▸ **Provided records**
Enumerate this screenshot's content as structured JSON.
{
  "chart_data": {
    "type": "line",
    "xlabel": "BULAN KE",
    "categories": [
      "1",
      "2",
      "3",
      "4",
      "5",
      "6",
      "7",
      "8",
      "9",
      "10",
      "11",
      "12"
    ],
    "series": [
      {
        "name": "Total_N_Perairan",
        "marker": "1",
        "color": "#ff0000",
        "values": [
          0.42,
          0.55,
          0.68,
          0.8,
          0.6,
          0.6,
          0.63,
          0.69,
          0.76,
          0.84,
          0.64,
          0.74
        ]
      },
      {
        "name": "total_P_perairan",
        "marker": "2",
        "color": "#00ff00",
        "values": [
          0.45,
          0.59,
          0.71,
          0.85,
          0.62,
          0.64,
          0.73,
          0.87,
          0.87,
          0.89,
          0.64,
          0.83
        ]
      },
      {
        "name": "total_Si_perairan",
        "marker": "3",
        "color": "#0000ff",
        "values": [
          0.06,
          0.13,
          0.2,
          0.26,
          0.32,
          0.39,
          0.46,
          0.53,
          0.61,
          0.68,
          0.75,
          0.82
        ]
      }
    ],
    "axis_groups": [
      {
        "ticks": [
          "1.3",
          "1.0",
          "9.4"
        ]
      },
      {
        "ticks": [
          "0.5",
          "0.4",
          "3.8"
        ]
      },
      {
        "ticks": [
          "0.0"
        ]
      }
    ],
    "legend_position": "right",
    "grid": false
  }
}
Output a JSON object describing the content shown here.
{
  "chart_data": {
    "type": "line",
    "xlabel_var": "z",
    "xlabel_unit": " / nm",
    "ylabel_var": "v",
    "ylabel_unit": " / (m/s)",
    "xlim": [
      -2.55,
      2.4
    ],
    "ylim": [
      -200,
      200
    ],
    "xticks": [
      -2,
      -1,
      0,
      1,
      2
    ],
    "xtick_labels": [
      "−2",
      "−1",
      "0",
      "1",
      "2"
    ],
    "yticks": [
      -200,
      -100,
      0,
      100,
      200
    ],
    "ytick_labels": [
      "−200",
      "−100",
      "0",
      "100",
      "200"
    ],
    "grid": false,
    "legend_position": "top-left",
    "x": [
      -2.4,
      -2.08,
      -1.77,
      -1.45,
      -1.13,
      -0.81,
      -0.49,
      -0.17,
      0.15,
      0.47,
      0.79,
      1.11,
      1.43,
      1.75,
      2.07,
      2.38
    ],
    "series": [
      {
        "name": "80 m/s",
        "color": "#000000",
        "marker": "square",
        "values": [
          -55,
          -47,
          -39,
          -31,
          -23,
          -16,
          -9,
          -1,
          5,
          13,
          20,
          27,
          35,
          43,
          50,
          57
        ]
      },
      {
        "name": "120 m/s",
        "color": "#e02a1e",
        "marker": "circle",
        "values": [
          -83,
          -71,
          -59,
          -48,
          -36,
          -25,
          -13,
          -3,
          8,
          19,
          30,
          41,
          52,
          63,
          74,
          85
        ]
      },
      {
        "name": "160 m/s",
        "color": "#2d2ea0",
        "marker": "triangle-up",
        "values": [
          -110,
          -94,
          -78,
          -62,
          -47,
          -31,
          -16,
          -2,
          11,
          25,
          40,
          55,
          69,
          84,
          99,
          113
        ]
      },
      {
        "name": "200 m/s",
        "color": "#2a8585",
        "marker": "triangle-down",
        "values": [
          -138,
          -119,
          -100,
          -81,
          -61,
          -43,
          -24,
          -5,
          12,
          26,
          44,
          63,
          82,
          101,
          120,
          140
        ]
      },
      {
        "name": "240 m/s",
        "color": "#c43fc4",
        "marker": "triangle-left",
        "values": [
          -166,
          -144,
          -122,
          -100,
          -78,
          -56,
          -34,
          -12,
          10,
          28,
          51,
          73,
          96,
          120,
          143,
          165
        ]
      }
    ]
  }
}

▸ **Written problem**
Report how many lines of the entries hold the string "triangle". Provide the number alone.

▸ **Exercise response**
3